↓

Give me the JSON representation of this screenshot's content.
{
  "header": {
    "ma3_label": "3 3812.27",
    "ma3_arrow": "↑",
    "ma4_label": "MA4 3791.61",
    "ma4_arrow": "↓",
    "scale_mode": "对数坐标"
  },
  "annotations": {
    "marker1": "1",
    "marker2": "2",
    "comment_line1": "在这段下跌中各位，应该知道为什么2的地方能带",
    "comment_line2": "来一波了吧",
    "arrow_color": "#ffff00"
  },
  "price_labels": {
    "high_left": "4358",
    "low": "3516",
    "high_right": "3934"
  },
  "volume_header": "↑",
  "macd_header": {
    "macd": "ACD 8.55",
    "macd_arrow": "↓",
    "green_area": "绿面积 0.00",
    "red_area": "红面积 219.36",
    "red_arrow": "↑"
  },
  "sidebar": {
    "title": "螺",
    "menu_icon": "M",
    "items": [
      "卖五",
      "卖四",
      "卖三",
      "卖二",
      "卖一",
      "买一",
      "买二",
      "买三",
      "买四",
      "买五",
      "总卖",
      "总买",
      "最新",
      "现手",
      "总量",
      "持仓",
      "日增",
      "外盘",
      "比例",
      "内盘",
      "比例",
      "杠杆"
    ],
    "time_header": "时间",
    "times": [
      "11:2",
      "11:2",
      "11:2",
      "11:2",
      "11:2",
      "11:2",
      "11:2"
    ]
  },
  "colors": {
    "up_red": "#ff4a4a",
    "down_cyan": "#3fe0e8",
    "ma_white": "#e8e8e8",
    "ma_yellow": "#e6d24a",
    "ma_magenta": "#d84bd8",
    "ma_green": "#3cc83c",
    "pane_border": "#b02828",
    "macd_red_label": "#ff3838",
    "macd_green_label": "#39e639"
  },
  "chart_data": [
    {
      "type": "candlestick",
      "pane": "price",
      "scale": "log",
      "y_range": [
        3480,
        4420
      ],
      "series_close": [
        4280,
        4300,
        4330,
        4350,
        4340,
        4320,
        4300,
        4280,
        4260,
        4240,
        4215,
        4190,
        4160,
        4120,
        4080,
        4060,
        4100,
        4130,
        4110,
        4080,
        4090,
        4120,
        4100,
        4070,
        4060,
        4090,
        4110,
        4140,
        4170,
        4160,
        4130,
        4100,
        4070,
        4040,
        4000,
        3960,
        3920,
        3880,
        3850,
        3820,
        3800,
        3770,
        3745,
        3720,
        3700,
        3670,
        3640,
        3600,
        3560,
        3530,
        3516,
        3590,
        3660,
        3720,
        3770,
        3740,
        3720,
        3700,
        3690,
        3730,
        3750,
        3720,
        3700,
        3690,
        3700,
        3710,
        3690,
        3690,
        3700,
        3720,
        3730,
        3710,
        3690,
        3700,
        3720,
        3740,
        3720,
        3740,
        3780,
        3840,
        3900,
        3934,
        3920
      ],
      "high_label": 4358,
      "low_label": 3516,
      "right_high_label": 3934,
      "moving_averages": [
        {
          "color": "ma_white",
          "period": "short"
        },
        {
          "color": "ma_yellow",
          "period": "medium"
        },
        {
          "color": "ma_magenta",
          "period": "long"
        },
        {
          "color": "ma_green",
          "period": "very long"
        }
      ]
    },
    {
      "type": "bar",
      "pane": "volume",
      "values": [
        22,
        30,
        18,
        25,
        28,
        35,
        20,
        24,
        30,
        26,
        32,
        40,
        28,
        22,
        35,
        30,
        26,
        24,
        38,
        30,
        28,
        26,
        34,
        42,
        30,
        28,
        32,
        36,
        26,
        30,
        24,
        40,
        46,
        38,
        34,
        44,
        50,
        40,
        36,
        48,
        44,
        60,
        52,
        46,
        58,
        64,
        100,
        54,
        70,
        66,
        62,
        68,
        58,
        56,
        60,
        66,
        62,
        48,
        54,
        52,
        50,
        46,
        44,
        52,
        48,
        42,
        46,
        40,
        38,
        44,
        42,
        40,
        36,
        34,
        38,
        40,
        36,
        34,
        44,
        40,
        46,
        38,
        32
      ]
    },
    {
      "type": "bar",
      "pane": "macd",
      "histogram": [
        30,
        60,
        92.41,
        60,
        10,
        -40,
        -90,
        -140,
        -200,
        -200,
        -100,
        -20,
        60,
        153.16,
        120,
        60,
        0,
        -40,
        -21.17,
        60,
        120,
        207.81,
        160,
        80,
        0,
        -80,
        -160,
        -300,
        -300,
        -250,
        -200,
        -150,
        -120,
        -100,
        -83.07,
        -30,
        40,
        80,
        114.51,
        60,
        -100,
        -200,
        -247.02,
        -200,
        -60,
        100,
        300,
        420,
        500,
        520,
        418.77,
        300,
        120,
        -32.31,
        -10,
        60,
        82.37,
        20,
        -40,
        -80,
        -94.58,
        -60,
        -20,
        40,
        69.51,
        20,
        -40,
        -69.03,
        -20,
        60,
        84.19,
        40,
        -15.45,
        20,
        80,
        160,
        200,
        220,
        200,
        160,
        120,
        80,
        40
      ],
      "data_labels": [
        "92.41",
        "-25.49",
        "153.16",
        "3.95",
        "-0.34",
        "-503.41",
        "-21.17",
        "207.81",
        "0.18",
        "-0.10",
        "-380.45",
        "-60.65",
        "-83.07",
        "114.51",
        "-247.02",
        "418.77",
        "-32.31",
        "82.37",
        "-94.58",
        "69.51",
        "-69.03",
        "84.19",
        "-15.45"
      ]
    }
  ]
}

↑

### WHAT IS NEEDED:
Would you give the material above again, complete and exact?

### EXERCISE SOLUTION:
Give me the JSON representation of this screenshot's content.
{
  "header": {
    "ma3_label": "3 3812.27",
    "ma3_arrow": "↑",
    "ma4_label": "MA4 3791.61",
    "ma4_arrow": "↓",
    "scale_mode": "对数坐标"
  },
  "annotations": {
    "marker1": "1",
    "marker2": "2",
    "comment_line1": "在这段下跌中各位，应该知道为什么2的地方能带",
    "comment_line2": "来一波了吧",
    "arrow_color": "#ffff00"
  },
  "price_labels": {
    "high_left": "4358",
    "low": "3516",
    "high_right": "3934"
  },
  "volume_header": "↑",
  "macd_header": {
    "macd": "ACD 8.55",
    "macd_arrow": "↓",
    "green_area": "绿面积 0.00",
    "red_area": "红面积 219.36",
    "red_arrow": "↑"
  },
  "sidebar": {
    "title": "螺",
    "menu_icon": "M",
    "items": [
      "卖五",
      "卖四",
      "卖三",
      "卖二",
      "卖一",
      "买一",
      "买二",
      "买三",
      "买四",
      "买五",
      "总卖",
      "总买",
      "最新",
      "现手",
      "总量",
      "持仓",
      "日增",
      "外盘",
      "比例",
      "内盘",
      "比例",
      "杠杆"
    ],
    "time_header": "时间",
    "times": [
      "11:2",
      "11:2",
      "11:2",
      "11:2",
      "11:2",
      "11:2",
      "11:2"
    ]
  },
  "colors": {
    "up_red": "#ff4a4a",
    "down_cyan": "#3fe0e8",
    "ma_white": "#e8e8e8",
    "ma_yellow": "#e6d24a",
    "ma_magenta": "#d84bd8",
    "ma_green": "#3cc83c",
    "pane_border": "#b02828",
    "macd_red_label": "#ff3838",
    "macd_green_label": "#39e639"
  },
  "chart_data": [
    {
      "type": "candlestick",
      "pane": "price",
      "scale": "log",
      "y_range": [
        3480,
        4420
      ],
      "series_close": [
        4280,
        4300,
        4330,
        4350,
        4340,
        4320,
        4300,
        4280,
        4260,
        4240,
        4215,
        4190,
        4160,
        4120,
        4080,
        4060,
        4100,
        4130,
        4110,
        4080,
        4090,
        4120,
        4100,
        4070,
        4060,
        4090,
        4110,
        4140,
        4170,
        4160,
        4130,
        4100,
        4070,
        4040,
        4000,
        3960,
        3920,
        3880,
        3850,
        3820,
        3800,
        3770,
        3745,
        3720,
        3700,
        3670,
        3640,
        3600,
        3560,
        3530,
        3516,
        3590,
        3660,
        3720,
        3770,
        3740,
        3720,
        3700,
        3690,
        3730,
        3750,
        3720,
        3700,
        3690,
        3700,
        3710,
        3690,
        3690,
        3700,
        3720,
        3730,
        3710,
        3690,
        3700,
        3720,
        3740,
        3720,
        3740,
        3780,
        3840,
        3900,
        3934,
        3920
      ],
      "high_label": 4358,
      "low_label": 3516,
      "right_high_label": 3934,
      "moving_averages": [
        {
          "color": "ma_white",
          "period": "short"
        },
        {
          "color": "ma_yellow",
          "period": "medium"
        },
        {
          "color": "ma_magenta",
          "period": "long"
        },
        {
          "color": "ma_green",
          "period": "very long"
        }
      ]
    },
    {
      "type": "bar",
      "pane": "volume",
      "values": [
        22,
        30,
        18,
        25,
        28,
        35,
        20,
        24,
        30,
        26,
        32,
        40,
        28,
        22,
        35,
        30,
        26,
        24,
        38,
        30,
        28,
        26,
        34,
        42,
        30,
        28,
        32,
        36,
        26,
        30,
        24,
        40,
        46,
        38,
        34,
        44,
        50,
        40,
        36,
        48,
        44,
        60,
        52,
        46,
        58,
        64,
        100,
        54,
        70,
        66,
        62,
        68,
        58,
        56,
        60,
        66,
        62,
        48,
        54,
        52,
        50,
        46,
        44,
        52,
        48,
        42,
        46,
        40,
        38,
        44,
        42,
        40,
        36,
        34,
        38,
        40,
        36,
        34,
        44,
        40,
        46,
        38,
        32
      ]
    },
    {
      "type": "bar",
      "pane": "macd",
      "histogram": [
        30,
        60,
        92.41,
        60,
        10,
        -40,
        -90,
        -140,
        -200,
        -200,
        -100,
        -20,
        60,
        153.16,
        120,
        60,
        0,
        -40,
        -21.17,
        60,
        120,
        207.81,
        160,
        80,
        0,
        -80,
        -160,
        -300,
        -300,
        -250,
        -200,
        -150,
        -120,
        -100,
        -83.07,
        -30,
        40,
        80,
        114.51,
        60,
        -100,
        -200,
        -247.02,
        -200,
        -60,
        100,
        300,
        420,
        500,
        520,
        418.77,
        300,
        120,
        -32.31,
        -10,
        60,
        82.37,
        20,
        -40,
        -80,
        -94.58,
        -60,
        -20,
        40,
        69.51,
        20,
        -40,
        -69.03,
        -20,
        60,
        84.19,
        40,
        -15.45,
        20,
        80,
        160,
        200,
        220,
        200,
        160,
        120,
        80,
        40
      ],
      "data_labels": [
        "92.41",
        "-25.49",
        "153.16",
        "3.95",
        "-0.34",
        "-503.41",
        "-21.17",
        "207.81",
        "0.18",
        "-0.10",
        "-380.45",
        "-60.65",
        "-83.07",
        "114.51",
        "-247.02",
        "418.77",
        "-32.31",
        "82.37",
        "-94.58",
        "69.51",
        "-69.03",
        "84.19",
        "-15.45"
      ]
    }
  ]
}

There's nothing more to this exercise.